::: Dataset :::

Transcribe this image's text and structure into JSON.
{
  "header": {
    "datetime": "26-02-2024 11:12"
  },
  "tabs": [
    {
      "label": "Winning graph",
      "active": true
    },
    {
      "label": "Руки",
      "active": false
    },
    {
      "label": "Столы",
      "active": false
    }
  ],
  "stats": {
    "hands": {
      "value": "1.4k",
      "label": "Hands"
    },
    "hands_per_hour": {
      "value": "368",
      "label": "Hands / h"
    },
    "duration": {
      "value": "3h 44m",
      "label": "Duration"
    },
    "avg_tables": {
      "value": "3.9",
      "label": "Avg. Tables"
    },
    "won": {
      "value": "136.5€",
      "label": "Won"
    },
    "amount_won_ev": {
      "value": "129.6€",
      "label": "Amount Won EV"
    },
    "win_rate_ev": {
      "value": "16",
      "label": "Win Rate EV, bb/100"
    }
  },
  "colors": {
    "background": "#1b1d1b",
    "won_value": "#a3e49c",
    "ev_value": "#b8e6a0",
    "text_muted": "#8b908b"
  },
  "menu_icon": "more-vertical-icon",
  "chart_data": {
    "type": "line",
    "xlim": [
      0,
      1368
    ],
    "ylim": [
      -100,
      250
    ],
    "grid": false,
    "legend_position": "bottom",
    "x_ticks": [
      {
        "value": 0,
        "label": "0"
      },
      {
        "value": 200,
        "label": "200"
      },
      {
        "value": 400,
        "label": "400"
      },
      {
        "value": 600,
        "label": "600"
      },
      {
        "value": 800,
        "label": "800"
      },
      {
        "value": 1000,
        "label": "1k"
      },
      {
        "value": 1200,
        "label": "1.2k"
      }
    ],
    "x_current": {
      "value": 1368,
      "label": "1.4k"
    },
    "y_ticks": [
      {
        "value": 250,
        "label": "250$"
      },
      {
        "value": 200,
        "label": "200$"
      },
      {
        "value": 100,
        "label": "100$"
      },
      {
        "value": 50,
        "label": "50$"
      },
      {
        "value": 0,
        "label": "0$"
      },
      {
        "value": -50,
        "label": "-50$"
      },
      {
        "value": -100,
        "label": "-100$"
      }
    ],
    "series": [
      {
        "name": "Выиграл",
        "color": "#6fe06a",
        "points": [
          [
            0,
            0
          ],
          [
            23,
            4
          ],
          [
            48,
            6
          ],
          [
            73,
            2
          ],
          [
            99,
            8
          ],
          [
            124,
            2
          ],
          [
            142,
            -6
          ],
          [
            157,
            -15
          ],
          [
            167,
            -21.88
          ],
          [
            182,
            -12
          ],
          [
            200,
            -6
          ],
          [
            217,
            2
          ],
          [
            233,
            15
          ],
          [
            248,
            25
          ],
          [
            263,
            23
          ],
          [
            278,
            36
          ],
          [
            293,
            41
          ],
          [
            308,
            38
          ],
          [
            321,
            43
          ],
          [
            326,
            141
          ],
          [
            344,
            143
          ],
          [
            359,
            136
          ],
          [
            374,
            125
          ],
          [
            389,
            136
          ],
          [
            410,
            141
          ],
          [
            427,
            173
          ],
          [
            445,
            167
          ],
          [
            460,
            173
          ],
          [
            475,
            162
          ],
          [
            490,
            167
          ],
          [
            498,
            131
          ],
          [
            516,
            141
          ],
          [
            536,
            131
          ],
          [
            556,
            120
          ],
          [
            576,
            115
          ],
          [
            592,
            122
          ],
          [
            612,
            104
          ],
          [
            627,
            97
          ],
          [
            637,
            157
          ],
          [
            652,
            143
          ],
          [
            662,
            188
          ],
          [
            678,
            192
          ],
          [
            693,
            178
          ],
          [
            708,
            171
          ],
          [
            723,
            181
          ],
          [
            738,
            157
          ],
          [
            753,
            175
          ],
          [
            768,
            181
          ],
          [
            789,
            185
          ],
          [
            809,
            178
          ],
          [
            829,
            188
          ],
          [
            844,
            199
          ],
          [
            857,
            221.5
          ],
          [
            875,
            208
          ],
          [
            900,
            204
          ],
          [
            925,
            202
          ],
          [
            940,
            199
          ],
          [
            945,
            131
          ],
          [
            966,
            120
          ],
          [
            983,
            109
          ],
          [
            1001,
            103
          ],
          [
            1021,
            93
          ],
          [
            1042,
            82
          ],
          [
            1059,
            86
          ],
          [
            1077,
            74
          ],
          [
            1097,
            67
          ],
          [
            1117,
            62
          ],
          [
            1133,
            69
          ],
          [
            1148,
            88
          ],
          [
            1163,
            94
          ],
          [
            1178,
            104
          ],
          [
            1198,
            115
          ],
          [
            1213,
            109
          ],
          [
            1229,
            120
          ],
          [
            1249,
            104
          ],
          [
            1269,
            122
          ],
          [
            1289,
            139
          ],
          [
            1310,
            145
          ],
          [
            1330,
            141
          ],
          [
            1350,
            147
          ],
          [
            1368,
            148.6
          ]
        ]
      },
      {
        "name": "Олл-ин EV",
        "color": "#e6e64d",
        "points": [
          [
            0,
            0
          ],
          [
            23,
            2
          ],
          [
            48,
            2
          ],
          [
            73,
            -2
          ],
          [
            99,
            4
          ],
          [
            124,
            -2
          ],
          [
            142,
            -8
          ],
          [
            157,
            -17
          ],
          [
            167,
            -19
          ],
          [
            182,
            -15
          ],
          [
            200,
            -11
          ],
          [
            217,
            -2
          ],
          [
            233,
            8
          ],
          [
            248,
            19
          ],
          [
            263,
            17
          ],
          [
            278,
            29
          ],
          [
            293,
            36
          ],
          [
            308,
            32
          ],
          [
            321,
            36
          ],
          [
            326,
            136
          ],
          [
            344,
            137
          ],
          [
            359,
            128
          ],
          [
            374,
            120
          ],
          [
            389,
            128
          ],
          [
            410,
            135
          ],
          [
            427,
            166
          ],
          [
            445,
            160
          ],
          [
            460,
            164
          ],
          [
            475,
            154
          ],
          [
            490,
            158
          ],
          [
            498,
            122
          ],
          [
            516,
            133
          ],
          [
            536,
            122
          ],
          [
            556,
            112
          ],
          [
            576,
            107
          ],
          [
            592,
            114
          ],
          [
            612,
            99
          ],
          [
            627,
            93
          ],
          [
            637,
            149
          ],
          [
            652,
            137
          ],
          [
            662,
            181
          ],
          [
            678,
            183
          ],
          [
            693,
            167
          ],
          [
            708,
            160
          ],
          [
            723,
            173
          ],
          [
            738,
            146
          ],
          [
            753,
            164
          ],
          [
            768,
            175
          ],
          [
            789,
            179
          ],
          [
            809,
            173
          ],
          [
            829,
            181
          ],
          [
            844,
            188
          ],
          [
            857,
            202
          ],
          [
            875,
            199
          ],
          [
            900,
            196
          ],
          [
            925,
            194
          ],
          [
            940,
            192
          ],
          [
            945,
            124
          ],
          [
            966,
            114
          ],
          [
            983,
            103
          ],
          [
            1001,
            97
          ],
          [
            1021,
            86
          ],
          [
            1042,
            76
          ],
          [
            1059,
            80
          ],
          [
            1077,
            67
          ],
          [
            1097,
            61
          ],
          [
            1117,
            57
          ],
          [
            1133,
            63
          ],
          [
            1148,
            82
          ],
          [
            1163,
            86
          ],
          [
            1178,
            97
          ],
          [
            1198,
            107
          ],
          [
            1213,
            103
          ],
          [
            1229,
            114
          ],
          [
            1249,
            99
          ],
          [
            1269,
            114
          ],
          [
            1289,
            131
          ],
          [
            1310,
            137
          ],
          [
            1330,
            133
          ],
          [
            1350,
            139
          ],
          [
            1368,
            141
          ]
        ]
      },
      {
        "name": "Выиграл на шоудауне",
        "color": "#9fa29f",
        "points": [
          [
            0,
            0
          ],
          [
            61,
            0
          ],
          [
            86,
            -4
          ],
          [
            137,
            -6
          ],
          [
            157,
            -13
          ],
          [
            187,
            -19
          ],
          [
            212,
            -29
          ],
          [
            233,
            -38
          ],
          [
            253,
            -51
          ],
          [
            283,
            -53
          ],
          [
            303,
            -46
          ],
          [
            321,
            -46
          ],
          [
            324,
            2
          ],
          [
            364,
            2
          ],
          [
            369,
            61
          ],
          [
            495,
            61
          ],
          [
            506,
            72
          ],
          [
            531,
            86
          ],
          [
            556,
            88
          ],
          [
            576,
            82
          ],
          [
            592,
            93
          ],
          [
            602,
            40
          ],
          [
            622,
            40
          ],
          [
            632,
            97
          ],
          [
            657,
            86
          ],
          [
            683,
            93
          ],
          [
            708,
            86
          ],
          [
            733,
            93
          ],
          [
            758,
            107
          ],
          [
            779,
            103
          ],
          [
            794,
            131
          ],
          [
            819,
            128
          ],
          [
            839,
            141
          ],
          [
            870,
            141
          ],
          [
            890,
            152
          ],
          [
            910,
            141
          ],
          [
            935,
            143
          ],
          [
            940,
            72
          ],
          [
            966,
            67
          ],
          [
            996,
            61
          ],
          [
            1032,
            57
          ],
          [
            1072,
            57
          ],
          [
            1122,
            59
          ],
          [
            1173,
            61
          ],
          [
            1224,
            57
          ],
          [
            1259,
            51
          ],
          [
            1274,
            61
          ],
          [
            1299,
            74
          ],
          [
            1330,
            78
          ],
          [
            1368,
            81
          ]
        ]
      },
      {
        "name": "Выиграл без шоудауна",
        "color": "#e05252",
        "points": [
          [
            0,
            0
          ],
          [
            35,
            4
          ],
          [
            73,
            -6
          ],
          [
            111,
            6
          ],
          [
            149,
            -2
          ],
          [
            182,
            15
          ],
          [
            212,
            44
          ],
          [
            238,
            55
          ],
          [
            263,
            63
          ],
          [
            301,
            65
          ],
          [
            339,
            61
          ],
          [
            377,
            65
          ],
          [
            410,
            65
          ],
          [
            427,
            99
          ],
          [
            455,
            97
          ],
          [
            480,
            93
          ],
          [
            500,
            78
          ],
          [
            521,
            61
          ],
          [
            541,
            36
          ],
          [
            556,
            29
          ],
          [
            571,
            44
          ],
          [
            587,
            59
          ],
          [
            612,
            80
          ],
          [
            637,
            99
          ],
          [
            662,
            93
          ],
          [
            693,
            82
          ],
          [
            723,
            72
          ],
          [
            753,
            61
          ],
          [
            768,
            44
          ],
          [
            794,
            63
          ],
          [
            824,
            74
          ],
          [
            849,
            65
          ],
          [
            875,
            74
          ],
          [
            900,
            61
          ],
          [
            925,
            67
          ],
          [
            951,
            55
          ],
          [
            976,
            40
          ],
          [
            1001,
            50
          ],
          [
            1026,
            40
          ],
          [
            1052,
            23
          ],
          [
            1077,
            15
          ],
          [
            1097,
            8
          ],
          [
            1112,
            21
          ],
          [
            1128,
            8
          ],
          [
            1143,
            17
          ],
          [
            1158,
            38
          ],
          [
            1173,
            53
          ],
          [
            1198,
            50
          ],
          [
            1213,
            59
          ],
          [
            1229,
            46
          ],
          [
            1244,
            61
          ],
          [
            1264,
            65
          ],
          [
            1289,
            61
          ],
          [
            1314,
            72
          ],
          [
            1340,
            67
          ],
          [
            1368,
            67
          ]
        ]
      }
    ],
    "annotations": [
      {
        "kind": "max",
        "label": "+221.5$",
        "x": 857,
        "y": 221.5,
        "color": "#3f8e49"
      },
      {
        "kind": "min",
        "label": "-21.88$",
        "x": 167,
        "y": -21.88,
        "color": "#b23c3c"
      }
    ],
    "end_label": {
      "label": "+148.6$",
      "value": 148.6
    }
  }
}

:::

_Job_. Identify all lines in the records above with the word "Выиграл".

_Written solution_.
        "name": "Выиграл",
        "name": "Выиграл на шоудауне",
        "name": "Выиграл без шоудауна",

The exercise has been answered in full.